-- Begin The records --

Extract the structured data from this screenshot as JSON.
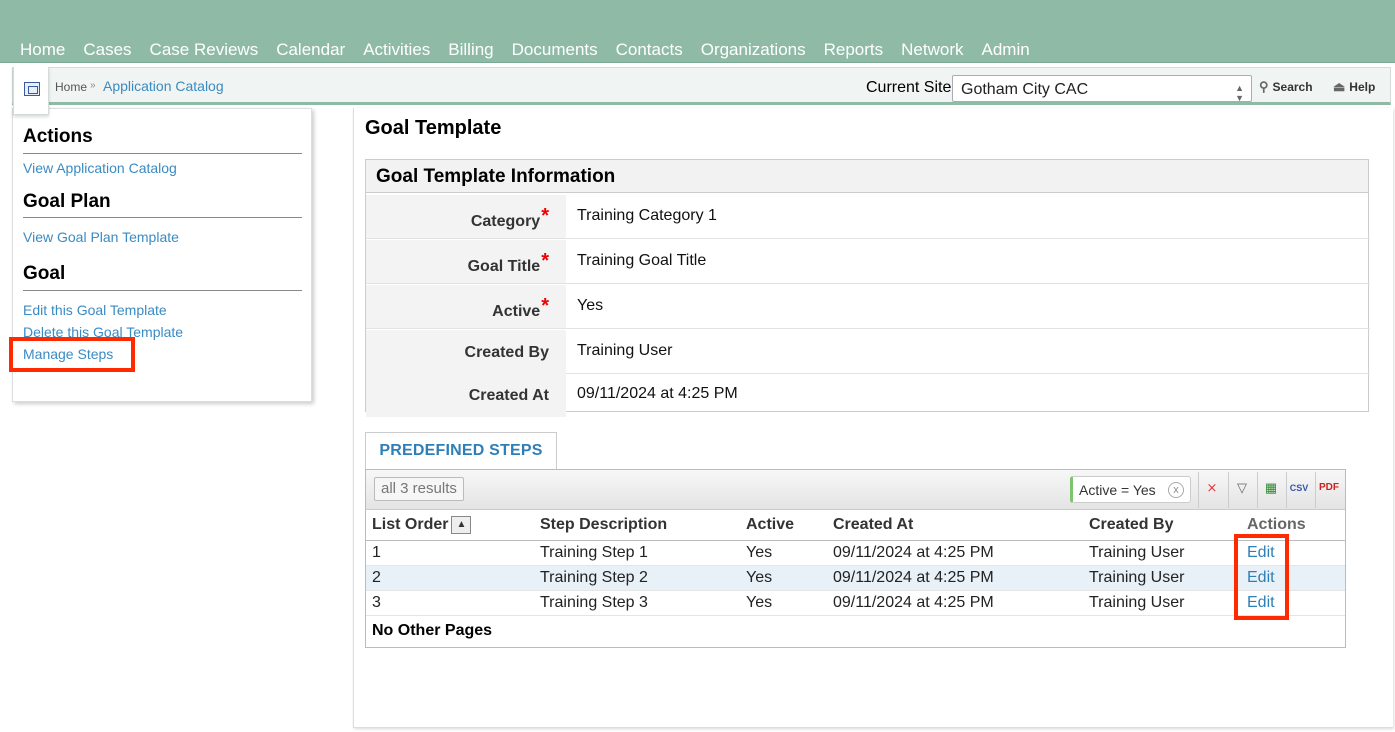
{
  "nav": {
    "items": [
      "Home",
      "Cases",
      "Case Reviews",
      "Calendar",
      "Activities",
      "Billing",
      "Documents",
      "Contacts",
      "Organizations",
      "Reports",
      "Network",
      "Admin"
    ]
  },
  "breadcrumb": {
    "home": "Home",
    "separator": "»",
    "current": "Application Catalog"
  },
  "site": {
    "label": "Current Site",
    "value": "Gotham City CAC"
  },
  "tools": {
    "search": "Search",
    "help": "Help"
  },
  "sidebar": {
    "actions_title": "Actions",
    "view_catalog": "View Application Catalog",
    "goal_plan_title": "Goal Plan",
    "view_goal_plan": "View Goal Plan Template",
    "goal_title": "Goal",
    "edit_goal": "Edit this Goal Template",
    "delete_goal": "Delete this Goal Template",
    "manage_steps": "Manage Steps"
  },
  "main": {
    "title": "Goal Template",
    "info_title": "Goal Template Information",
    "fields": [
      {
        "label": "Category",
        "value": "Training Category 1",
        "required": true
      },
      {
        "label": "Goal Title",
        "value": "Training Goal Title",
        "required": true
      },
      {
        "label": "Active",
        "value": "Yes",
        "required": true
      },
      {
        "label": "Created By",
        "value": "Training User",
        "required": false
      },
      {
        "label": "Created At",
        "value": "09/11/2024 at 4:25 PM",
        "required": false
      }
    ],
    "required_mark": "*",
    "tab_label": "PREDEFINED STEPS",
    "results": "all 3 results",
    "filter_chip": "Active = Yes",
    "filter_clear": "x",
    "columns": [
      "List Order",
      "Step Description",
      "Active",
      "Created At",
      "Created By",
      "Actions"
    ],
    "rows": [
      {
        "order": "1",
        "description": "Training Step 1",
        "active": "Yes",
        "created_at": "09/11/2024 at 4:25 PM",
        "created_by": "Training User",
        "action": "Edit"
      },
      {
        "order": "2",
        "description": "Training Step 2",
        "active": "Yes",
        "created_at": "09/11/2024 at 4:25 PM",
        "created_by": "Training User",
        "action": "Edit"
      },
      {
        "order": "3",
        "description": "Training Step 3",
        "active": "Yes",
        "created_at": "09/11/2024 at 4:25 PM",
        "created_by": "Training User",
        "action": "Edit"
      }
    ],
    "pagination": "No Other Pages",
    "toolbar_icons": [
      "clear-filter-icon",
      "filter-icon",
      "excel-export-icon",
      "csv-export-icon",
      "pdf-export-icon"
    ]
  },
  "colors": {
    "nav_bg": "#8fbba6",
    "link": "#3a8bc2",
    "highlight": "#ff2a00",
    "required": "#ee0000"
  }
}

-- End The records --

Your instructions => Transcribe the listing in full and omit the pictures.

Answer to the task =>
Extract the structured data from this screenshot as JSON.
{
  "nav": {
    "items": [
      "Home",
      "Cases",
      "Case Reviews",
      "Calendar",
      "Activities",
      "Billing",
      "Documents",
      "Contacts",
      "Organizations",
      "Reports",
      "Network",
      "Admin"
    ]
  },
  "breadcrumb": {
    "home": "Home",
    "separator": "»",
    "current": "Application Catalog"
  },
  "site": {
    "label": "Current Site",
    "value": "Gotham City CAC"
  },
  "tools": {
    "search": "Search",
    "help": "Help"
  },
  "sidebar": {
    "actions_title": "Actions",
    "view_catalog": "View Application Catalog",
    "goal_plan_title": "Goal Plan",
    "view_goal_plan": "View Goal Plan Template",
    "goal_title": "Goal",
    "edit_goal": "Edit this Goal Template",
    "delete_goal": "Delete this Goal Template",
    "manage_steps": "Manage Steps"
  },
  "main": {
    "title": "Goal Template",
    "info_title": "Goal Template Information",
    "fields": [
      {
        "label": "Category",
        "value": "Training Category 1",
        "required": true
      },
      {
        "label": "Goal Title",
        "value": "Training Goal Title",
        "required": true
      },
      {
        "label": "Active",
        "value": "Yes",
        "required": true
      },
      {
        "label": "Created By",
        "value": "Training User",
        "required": false
      },
      {
        "label": "Created At",
        "value": "09/11/2024 at 4:25 PM",
        "required": false
      }
    ],
    "required_mark": "*",
    "tab_label": "PREDEFINED STEPS",
    "results": "all 3 results",
    "filter_chip": "Active = Yes",
    "filter_clear": "x",
    "columns": [
      "List Order",
      "Step Description",
      "Active",
      "Created At",
      "Created By",
      "Actions"
    ],
    "rows": [
      {
        "order": "1",
        "description": "Training Step 1",
        "active": "Yes",
        "created_at": "09/11/2024 at 4:25 PM",
        "created_by": "Training User",
        "action": "Edit"
      },
      {
        "order": "2",
        "description": "Training Step 2",
        "active": "Yes",
        "created_at": "09/11/2024 at 4:25 PM",
        "created_by": "Training User",
        "action": "Edit"
      },
      {
        "order": "3",
        "description": "Training Step 3",
        "active": "Yes",
        "created_at": "09/11/2024 at 4:25 PM",
        "created_by": "Training User",
        "action": "Edit"
      }
    ],
    "pagination": "No Other Pages",
    "toolbar_icons": [
      "clear-filter-icon",
      "filter-icon",
      "excel-export-icon",
      "csv-export-icon",
      "pdf-export-icon"
    ]
  },
  "colors": {
    "nav_bg": "#8fbba6",
    "link": "#3a8bc2",
    "highlight": "#ff2a00",
    "required": "#ee0000"
  }
}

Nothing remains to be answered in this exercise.